▸ The tasks
1: Decide whether each statement below agrees with the forum thread on subselect query enhancement: (a) the host_events table has about 30 million rows; (b) the whole database is reloaded with new data every day; (c) the columns are indexed only in pairs. Answer yes or no for each, and quote the deciding words of the thread.
2: Rewrite the forum thread on subselect query enhancement from "What indexes though." up to and including "COLUMN ... SET STATISTICS).", replacing "static" with "unchanging".

▸ Text provided
Re: Subselect query enhancement

"Michael Artz" <mlartz@xxxxxxxxx> · Thu, 1 Feb 2007 13:27:32 -0500

 > I have primary table that holds ip information
> and two other tables that hold event data for the specific IP in with
> a one-to-many mapping between them, ie:
[snip]
> There is quite a bit of commonality between the network_events and
> host_events schemas, but they do not currently share an ancestor.
> ip_info has about 13 million rows, the network_events table has about
> 30 million rows, and the host_events table has about 7 million rows.
> There are indexes on all the rows.

What indexes though. Do you have (name,ip) on the two event tables?

All the columns are indexed individually.  The tables are completely
static, as I reload the whole DB with new data every day.

How selective is "name" - are there many different values or just a few?
If lots, it might be worth increasing the statistics gathered on that
column (ALTER COLUMN ... SET STATISTICS).

▸ Data records
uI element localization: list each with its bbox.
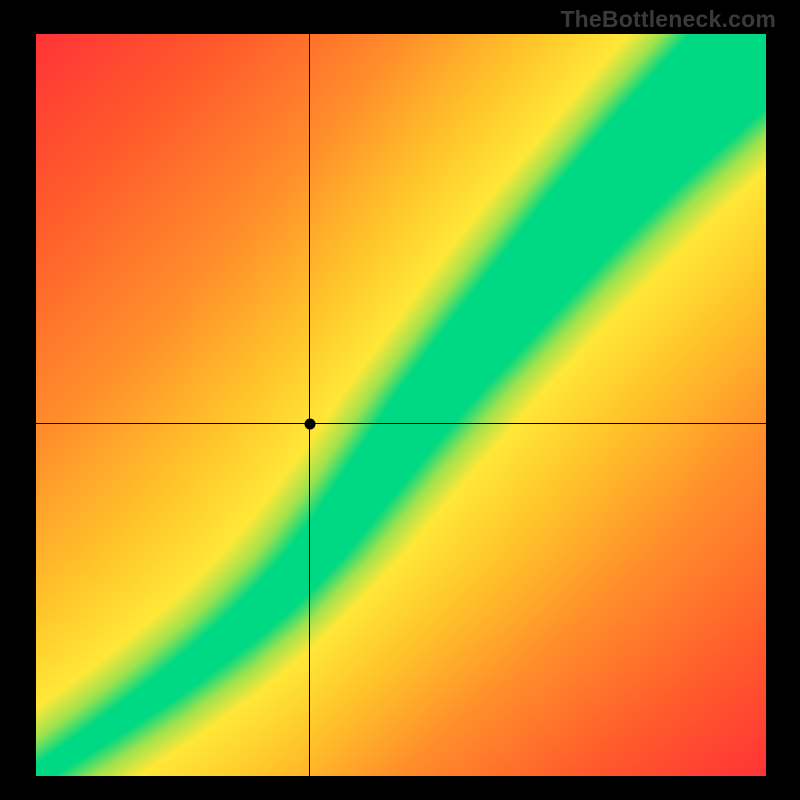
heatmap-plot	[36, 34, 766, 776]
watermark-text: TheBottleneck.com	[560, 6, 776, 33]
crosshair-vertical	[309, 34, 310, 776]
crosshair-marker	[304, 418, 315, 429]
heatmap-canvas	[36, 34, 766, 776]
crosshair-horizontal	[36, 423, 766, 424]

---

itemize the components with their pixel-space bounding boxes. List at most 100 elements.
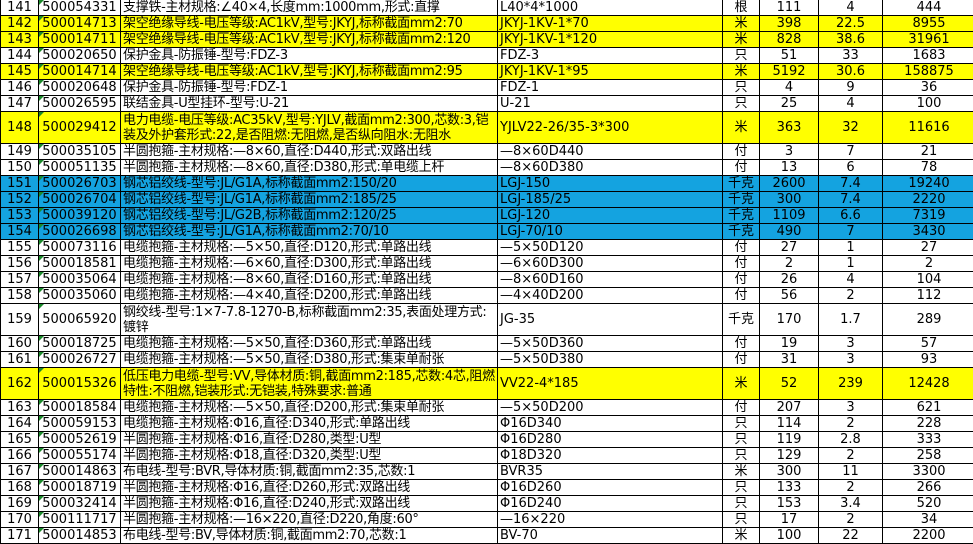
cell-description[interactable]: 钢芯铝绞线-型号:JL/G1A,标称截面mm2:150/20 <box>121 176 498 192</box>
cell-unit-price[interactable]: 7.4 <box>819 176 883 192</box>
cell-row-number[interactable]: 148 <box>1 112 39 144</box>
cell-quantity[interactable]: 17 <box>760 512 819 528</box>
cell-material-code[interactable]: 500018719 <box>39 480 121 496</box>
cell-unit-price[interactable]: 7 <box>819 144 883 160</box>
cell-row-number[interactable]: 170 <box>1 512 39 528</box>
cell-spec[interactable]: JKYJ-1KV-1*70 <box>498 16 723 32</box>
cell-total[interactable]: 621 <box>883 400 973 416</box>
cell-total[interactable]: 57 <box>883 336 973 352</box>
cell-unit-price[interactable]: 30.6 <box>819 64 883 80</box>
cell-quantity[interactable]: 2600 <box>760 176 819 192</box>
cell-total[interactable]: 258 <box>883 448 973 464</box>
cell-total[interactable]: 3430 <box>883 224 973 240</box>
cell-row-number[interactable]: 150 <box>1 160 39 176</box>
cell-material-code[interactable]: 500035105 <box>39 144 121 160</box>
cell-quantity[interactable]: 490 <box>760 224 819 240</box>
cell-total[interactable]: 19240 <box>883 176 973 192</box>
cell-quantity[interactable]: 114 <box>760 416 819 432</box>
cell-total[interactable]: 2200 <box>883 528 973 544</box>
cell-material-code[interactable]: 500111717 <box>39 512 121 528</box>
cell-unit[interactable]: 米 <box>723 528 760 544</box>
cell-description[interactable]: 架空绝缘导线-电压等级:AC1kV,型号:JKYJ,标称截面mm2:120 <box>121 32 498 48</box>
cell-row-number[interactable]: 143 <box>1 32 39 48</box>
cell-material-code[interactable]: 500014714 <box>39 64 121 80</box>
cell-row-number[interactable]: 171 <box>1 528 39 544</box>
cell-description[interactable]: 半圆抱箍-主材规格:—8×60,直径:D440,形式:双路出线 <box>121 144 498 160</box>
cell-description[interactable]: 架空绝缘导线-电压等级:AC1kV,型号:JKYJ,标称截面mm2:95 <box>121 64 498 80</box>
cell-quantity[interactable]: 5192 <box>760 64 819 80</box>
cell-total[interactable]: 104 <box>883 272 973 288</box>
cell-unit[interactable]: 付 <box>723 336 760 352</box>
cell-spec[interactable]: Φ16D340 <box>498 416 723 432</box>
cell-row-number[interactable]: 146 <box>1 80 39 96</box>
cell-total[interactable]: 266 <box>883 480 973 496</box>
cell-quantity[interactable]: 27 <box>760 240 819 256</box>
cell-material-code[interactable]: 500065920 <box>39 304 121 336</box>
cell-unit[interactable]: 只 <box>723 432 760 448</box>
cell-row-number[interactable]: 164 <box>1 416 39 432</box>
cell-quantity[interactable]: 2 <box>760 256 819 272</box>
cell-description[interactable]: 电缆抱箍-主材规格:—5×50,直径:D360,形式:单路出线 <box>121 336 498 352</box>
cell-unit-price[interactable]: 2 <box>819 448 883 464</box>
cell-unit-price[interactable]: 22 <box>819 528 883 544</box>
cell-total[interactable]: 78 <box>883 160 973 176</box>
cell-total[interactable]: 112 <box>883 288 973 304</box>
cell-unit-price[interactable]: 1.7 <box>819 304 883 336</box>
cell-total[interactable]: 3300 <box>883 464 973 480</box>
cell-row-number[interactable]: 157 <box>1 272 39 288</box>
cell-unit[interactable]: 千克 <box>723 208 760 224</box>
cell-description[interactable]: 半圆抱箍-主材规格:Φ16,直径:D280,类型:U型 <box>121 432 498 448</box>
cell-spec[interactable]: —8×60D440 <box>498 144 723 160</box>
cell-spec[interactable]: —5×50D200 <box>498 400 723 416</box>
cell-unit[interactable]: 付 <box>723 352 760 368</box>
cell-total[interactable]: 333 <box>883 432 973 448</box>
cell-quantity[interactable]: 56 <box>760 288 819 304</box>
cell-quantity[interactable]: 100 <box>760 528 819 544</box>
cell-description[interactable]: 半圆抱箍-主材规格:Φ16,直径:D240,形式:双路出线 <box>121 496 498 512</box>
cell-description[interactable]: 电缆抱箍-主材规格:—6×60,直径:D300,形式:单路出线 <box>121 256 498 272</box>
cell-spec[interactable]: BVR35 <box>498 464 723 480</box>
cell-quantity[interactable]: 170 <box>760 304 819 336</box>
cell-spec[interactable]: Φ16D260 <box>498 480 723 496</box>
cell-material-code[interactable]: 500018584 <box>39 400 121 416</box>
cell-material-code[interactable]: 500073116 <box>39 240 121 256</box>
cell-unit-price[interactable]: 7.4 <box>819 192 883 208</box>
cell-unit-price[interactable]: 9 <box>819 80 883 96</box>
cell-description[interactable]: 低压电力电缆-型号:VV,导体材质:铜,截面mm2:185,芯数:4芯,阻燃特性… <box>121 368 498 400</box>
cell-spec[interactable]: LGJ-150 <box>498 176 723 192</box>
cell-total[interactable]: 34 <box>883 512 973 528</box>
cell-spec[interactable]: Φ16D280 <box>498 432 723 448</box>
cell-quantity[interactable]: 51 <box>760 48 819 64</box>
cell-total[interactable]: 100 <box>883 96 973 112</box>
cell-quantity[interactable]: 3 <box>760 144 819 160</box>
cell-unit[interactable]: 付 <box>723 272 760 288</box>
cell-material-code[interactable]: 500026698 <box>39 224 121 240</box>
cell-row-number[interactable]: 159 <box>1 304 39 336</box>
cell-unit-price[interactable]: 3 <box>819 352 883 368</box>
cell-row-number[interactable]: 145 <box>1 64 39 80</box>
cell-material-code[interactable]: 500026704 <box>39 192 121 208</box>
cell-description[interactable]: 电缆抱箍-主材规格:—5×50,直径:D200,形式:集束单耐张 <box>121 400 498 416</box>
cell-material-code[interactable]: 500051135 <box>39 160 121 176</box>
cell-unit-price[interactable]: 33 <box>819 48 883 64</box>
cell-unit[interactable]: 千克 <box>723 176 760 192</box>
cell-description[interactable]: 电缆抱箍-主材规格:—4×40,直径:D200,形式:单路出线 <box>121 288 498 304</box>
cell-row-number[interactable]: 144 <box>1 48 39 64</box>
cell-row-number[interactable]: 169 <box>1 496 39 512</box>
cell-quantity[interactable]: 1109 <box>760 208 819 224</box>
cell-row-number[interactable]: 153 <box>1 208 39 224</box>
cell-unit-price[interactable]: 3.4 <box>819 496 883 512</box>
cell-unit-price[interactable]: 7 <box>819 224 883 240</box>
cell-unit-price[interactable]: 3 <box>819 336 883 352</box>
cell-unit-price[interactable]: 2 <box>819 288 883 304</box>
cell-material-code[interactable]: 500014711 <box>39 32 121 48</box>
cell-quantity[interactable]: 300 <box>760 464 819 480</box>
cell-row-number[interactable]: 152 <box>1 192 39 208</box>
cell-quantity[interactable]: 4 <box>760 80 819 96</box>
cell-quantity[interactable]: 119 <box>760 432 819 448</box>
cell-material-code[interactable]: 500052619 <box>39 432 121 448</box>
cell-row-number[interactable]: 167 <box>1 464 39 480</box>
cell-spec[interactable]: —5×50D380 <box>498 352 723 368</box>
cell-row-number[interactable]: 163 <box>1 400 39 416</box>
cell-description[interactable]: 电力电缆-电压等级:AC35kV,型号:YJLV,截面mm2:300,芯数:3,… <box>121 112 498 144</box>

==

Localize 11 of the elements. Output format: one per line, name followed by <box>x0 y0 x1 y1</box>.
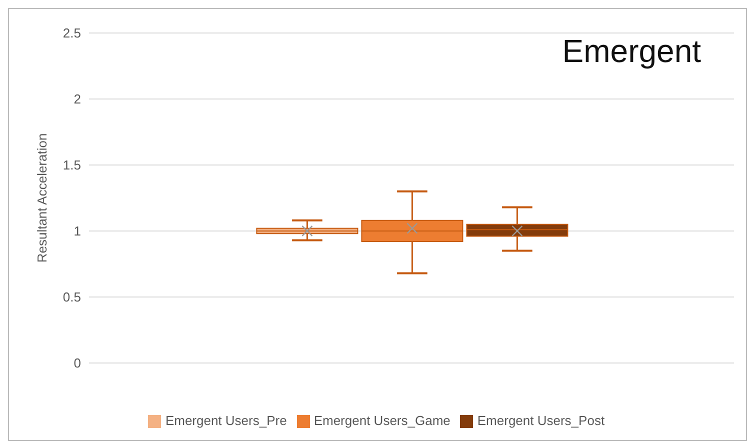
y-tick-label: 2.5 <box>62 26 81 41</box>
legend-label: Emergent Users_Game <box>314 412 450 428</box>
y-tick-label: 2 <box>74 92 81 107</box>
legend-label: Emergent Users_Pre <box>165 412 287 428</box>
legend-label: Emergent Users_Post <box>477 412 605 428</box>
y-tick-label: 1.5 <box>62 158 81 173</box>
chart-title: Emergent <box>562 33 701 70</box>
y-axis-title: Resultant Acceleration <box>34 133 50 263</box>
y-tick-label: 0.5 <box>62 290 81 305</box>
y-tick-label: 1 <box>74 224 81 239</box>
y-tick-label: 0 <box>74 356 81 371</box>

▸ Responses for each task
1:
(a) No: "the host_events table has about 7 million rows"
(b) Yes: "I reload the whole DB with new data every day"
(c) No: "All the columns are indexed individually."

2:
What indexes though. Do you have (name,ip) on the two event tables?

All the columns are indexed individually.  The tables are completely
unchanging, as I reload the whole DB with new data every day.

How selective is "name" - are there many different values or just a few?
If lots, it might be worth increasing the statistics gathered on that
column (ALTER COLUMN ... SET STATISTICS).